▶ _GIVEN TASK A_:
In the passage on pro fishing careers, how many people in North America does Tim Horton say make a decent living at tournament fishing?

Gary Parsons, who sits atop the
pro walleye world these days and is the only angler to ever
win tournaments on the three major U.S. circuits, echoes VanDam’s
thoughts on the challenges facing anyone considering a pro fishing
career. “Expenses and equipment are huge hurdles you have
to overcome at the beginning,” Parsons says. “No
one is going to hand you the keys to a $60,000 boat, motor and
trailer that you’re going to wear out in a year. In today’s
competitive world you have to do consistently well, winning
tournaments for four or five years before you can line up meaningful
sponsors.”
“I was in that boat not
long ago,” says Tim Horton, chuckling. In 1998, at age
25, Horton won the Maryland B.A.S.S. Top 150 and two years later
he was B.A.S.S. Angler of the Year. “Tournament fishing
was all I wanted to do,” he says, “but I realized
there are only about 50 people in North America who make a decent
living at it. So I knew I needed a fallback position. I went
to college and earned a degree.”

▶ _GIVEN TASK B_:
Lay out the listing as a Markdown table with columns Row and Line, leaving out blank lines. Begin with the first line of the listing and stop after the line that contains "214, 451, 551]".

▶ _LISTED ENTRIES_:
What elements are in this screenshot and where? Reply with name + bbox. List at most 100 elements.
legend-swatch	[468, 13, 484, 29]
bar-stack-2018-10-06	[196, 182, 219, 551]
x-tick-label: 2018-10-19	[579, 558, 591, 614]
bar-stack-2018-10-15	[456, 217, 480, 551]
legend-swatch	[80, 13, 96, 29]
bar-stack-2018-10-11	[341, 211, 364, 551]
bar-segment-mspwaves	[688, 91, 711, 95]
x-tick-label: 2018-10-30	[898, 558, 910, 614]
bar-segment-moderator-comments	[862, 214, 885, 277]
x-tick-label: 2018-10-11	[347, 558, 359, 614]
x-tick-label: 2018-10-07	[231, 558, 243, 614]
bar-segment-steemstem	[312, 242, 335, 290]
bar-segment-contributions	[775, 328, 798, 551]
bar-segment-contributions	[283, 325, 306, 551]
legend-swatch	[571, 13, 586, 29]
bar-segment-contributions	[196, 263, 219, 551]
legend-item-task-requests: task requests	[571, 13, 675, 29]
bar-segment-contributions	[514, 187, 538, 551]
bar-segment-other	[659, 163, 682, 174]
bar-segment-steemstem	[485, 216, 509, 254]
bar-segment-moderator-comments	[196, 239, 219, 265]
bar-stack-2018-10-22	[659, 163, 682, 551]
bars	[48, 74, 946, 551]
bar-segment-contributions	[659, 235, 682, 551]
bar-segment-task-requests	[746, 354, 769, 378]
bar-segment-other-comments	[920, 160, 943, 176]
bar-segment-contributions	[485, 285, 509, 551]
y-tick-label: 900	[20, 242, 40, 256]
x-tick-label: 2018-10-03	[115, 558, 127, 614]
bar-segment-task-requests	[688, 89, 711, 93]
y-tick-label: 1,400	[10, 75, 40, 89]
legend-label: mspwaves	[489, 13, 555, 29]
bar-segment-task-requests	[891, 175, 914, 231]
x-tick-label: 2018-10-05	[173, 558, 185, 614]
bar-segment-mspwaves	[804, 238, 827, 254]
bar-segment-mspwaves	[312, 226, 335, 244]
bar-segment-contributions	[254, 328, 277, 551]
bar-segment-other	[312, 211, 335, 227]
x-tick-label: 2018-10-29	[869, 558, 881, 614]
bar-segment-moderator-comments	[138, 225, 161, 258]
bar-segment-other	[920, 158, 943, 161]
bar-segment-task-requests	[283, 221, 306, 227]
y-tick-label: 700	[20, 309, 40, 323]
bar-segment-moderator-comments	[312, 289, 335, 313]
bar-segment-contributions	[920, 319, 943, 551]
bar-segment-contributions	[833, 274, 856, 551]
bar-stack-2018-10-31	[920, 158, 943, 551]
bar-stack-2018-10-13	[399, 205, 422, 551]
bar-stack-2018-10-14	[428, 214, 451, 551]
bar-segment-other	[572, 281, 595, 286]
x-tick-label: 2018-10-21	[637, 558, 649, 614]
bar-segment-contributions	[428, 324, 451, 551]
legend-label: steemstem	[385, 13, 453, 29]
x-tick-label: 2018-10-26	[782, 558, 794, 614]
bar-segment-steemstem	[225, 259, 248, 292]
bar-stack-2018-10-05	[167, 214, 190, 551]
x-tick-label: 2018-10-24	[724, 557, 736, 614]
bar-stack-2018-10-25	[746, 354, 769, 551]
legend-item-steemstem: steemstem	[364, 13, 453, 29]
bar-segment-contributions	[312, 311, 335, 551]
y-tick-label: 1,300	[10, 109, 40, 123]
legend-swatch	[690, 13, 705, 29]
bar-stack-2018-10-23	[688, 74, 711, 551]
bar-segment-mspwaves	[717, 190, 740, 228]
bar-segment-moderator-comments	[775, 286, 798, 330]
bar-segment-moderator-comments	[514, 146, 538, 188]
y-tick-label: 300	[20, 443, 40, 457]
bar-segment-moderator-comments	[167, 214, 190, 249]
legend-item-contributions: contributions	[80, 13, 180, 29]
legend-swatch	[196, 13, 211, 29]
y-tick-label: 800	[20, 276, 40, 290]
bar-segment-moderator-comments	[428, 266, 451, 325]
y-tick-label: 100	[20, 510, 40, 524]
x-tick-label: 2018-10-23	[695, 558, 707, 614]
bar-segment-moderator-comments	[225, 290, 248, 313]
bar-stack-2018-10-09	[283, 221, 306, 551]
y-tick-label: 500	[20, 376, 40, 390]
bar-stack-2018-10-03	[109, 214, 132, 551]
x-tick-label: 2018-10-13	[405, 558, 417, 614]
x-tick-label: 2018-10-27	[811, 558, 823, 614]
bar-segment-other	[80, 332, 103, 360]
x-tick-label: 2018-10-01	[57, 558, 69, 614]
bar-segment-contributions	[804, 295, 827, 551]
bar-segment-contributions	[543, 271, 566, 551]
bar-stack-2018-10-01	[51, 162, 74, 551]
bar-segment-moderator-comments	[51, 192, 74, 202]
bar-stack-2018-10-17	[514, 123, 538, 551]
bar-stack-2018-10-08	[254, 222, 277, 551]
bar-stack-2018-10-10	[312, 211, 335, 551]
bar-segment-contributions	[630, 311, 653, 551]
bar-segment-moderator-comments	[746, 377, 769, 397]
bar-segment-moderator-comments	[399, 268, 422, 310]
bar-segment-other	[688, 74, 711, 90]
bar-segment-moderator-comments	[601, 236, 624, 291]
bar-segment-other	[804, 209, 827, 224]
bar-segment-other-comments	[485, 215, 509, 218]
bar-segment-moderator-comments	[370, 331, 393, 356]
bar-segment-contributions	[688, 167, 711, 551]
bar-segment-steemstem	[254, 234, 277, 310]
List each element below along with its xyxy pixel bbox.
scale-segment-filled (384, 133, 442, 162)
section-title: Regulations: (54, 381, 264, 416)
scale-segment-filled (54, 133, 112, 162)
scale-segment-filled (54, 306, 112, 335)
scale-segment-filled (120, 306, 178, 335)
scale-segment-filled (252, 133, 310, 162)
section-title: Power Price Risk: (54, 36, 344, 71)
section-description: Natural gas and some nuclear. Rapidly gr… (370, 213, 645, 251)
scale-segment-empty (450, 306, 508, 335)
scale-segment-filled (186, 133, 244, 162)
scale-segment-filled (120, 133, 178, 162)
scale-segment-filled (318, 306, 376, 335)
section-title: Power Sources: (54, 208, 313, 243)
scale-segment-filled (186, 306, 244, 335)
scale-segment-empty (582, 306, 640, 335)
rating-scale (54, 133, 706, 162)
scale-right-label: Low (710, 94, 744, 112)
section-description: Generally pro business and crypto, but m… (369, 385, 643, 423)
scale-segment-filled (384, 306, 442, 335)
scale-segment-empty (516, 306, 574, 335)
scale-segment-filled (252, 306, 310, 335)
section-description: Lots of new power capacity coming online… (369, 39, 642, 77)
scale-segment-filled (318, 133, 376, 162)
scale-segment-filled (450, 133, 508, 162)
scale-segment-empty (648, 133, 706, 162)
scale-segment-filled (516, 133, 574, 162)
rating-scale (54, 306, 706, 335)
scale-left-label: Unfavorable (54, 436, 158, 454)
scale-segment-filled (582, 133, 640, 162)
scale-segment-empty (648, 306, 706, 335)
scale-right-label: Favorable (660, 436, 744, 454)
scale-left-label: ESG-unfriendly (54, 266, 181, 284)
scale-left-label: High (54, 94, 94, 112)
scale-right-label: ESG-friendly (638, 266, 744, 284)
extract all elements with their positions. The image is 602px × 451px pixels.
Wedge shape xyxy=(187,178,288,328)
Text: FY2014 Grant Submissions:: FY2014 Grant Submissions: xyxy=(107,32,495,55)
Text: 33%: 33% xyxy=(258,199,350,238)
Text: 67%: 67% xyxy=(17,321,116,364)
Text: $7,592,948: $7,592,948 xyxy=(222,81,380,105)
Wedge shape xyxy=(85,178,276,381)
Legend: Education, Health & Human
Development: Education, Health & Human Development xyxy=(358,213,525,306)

▶ _REPLY A_:
About 50.

▶ _REPLY B_:
| Row | Line |
|---|---|
| 1 | What elements are in this screenshot and where? Reply with name + bbox. List at most 100 elements. |
| 2 | legend-swatch	[468, 13, 484, 29] |
| 3 | bar-stack-2018-10-06	[196, 182, 219, 551] |
| 4 | x-tick-label: 2018-10-19	[579, 558, 591, 614] |
| 5 | bar-stack-2018-10-15	[456, 217, 480, 551] |
| 6 | legend-swatch	[80, 13, 96, 29] |
| 7 | bar-stack-2018-10-11	[341, 211, 364, 551] |
| 8 | bar-segment-mspwaves	[688, 91, 711, 95] |
| 9 | x-tick-label: 2018-10-30	[898, 558, 910, 614] |
| 10 | bar-segment-moderator-comments	[862, 214, 885, 277] |
| 11 | x-tick-label: 2018-10-11	[347, 558, 359, 614] |
| 12 | x-tick-label: 2018-10-07	[231, 558, 243, 614] |
| 13 | bar-segment-steemstem	[312, 242, 335, 290] |
| 14 | bar-segment-contributions	[775, 328, 798, 551] |
| 15 | bar-segment-contributions	[283, 325, 306, 551] |
| 16 | legend-swatch	[571, 13, 586, 29] |
| 17 | bar-segment-contributions	[196, 263, 219, 551] |
| 18 | legend-item-task-requests: task requests	[571, 13, 675, 29] |
| 19 | bar-segment-contributions	[514, 187, 538, 551] |
| 20 | bar-segment-other	[659, 163, 682, 174] |
| 21 | bar-segment-steemstem	[485, 216, 509, 254] |
| 22 | bar-segment-moderator-comments	[196, 239, 219, 265] |
| 23 | bar-stack-2018-10-22	[659, 163, 682, 551] |
| 24 | bars	[48, 74, 946, 551] |
| 25 | bar-segment-contributions	[659, 235, 682, 551] |
| 26 | bar-segment-task-requests	[746, 354, 769, 378] |
| 27 | bar-segment-other-comments	[920, 160, 943, 176] |
| 28 | bar-segment-contributions	[485, 285, 509, 551] |
| 29 | y-tick-label: 900	[20, 242, 40, 256] |
| 30 | x-tick-label: 2018-10-03	[115, 558, 127, 614] |
| 31 | bar-segment-task-requests	[688, 89, 711, 93] |
| 32 | y-tick-label: 1,400	[10, 75, 40, 89] |
| 33 | legend-label: mspwaves	[489, 13, 555, 29] |
| 34 | bar-segment-task-requests	[891, 175, 914, 231] |
| 35 | x-tick-label: 2018-10-05	[173, 558, 185, 614] |
| 36 | bar-segment-mspwaves	[804, 238, 827, 254] |
| 37 | bar-segment-mspwaves	[312, 226, 335, 244] |
| 38 | bar-segment-contributions	[254, 328, 277, 551] |
| 39 | bar-segment-other	[312, 211, 335, 227] |
| 40 | x-tick-label: 2018-10-29	[869, 558, 881, 614] |
| 41 | bar-segment-moderator-comments	[138, 225, 161, 258] |
| 42 | bar-segment-other	[920, 158, 943, 161] |
| 43 | bar-segment-task-requests	[283, 221, 306, 227] |
| 44 | y-tick-label: 700	[20, 309, 40, 323] |
| 45 | bar-segment-moderator-comments	[312, 289, 335, 313] |
| 46 | bar-segment-contributions	[920, 319, 943, 551] |
| 47 | bar-segment-contributions	[833, 274, 856, 551] |
| 48 | bar-stack-2018-10-31	[920, 158, 943, 551] |
| 49 | bar-stack-2018-10-13	[399, 205, 422, 551] |
| 50 | bar-stack-2018-10-14	[428, 214, 451, 551] |